# About this exercise
Below are some records. Set each one down exactly as it reads.

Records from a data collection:
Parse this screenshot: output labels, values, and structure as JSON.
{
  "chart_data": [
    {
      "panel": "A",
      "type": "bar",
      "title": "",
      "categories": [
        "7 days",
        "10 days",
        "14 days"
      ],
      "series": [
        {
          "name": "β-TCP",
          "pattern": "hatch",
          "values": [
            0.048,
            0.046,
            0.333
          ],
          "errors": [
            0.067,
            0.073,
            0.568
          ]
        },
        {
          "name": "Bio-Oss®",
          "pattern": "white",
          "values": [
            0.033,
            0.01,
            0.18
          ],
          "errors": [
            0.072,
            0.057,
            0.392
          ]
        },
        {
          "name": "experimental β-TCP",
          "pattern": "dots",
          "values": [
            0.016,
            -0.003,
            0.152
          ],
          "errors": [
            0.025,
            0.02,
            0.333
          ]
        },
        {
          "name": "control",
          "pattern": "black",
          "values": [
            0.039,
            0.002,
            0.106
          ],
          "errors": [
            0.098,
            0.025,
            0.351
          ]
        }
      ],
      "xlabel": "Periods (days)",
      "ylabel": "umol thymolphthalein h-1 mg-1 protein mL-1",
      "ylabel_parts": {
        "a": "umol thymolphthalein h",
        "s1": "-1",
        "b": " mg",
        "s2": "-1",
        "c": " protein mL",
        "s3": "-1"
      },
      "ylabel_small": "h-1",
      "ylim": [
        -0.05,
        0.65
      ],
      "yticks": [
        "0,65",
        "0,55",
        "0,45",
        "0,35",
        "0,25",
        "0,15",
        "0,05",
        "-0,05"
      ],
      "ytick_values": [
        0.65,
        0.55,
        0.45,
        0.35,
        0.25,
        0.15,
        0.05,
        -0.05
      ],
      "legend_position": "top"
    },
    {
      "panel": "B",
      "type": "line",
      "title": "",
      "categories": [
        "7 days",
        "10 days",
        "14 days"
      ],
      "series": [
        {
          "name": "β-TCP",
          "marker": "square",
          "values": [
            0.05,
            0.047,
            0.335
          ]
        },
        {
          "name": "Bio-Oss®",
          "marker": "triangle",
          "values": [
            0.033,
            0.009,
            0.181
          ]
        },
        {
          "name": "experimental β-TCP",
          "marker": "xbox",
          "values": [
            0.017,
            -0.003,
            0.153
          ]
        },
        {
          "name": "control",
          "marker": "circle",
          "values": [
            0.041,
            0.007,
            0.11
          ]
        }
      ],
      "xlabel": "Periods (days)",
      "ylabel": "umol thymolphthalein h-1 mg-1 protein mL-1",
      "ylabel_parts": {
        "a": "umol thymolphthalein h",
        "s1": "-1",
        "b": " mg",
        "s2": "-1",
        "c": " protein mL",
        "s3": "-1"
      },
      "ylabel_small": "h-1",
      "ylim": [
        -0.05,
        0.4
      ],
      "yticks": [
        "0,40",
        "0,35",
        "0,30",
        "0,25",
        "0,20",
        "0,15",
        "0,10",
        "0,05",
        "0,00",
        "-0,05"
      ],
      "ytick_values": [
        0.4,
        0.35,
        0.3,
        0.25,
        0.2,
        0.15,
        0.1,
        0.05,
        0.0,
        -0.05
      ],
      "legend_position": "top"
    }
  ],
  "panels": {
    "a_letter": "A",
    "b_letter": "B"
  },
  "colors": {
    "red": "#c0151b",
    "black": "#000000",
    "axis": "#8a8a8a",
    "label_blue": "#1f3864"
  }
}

# Task output
Parse this screenshot: output labels, values, and structure as JSON.
{
  "chart_data": [
    {
      "panel": "A",
      "type": "bar",
      "title": "",
      "categories": [
        "7 days",
        "10 days",
        "14 days"
      ],
      "series": [
        {
          "name": "β-TCP",
          "pattern": "hatch",
          "values": [
            0.048,
            0.046,
            0.333
          ],
          "errors": [
            0.067,
            0.073,
            0.568
          ]
        },
        {
          "name": "Bio-Oss®",
          "pattern": "white",
          "values": [
            0.033,
            0.01,
            0.18
          ],
          "errors": [
            0.072,
            0.057,
            0.392
          ]
        },
        {
          "name": "experimental β-TCP",
          "pattern": "dots",
          "values": [
            0.016,
            -0.003,
            0.152
          ],
          "errors": [
            0.025,
            0.02,
            0.333
          ]
        },
        {
          "name": "control",
          "pattern": "black",
          "values": [
            0.039,
            0.002,
            0.106
          ],
          "errors": [
            0.098,
            0.025,
            0.351
          ]
        }
      ],
      "xlabel": "Periods (days)",
      "ylabel": "umol thymolphthalein h-1 mg-1 protein mL-1",
      "ylabel_parts": {
        "a": "umol thymolphthalein h",
        "s1": "-1",
        "b": " mg",
        "s2": "-1",
        "c": " protein mL",
        "s3": "-1"
      },
      "ylabel_small": "h-1",
      "ylim": [
        -0.05,
        0.65
      ],
      "yticks": [
        "0,65",
        "0,55",
        "0,45",
        "0,35",
        "0,25",
        "0,15",
        "0,05",
        "-0,05"
      ],
      "ytick_values": [
        0.65,
        0.55,
        0.45,
        0.35,
        0.25,
        0.15,
        0.05,
        -0.05
      ],
      "legend_position": "top"
    },
    {
      "panel": "B",
      "type": "line",
      "title": "",
      "categories": [
        "7 days",
        "10 days",
        "14 days"
      ],
      "series": [
        {
          "name": "β-TCP",
          "marker": "square",
          "values": [
            0.05,
            0.047,
            0.335
          ]
        },
        {
          "name": "Bio-Oss®",
          "marker": "triangle",
          "values": [
            0.033,
            0.009,
            0.181
          ]
        },
        {
          "name": "experimental β-TCP",
          "marker": "xbox",
          "values": [
            0.017,
            -0.003,
            0.153
          ]
        },
        {
          "name": "control",
          "marker": "circle",
          "values": [
            0.041,
            0.007,
            0.11
          ]
        }
      ],
      "xlabel": "Periods (days)",
      "ylabel": "umol thymolphthalein h-1 mg-1 protein mL-1",
      "ylabel_parts": {
        "a": "umol thymolphthalein h",
        "s1": "-1",
        "b": " mg",
        "s2": "-1",
        "c": " protein mL",
        "s3": "-1"
      },
      "ylabel_small": "h-1",
      "ylim": [
        -0.05,
        0.4
      ],
      "yticks": [
        "0,40",
        "0,35",
        "0,30",
        "0,25",
        "0,20",
        "0,15",
        "0,10",
        "0,05",
        "0,00",
        "-0,05"
      ],
      "ytick_values": [
        0.4,
        0.35,
        0.3,
        0.25,
        0.2,
        0.15,
        0.1,
        0.05,
        0.0,
        -0.05
      ],
      "legend_position": "top"
    }
  ],
  "panels": {
    "a_letter": "A",
    "b_letter": "B"
  },
  "colors": {
    "red": "#c0151b",
    "black": "#000000",
    "axis": "#8a8a8a",
    "label_blue": "#1f3864"
  }
}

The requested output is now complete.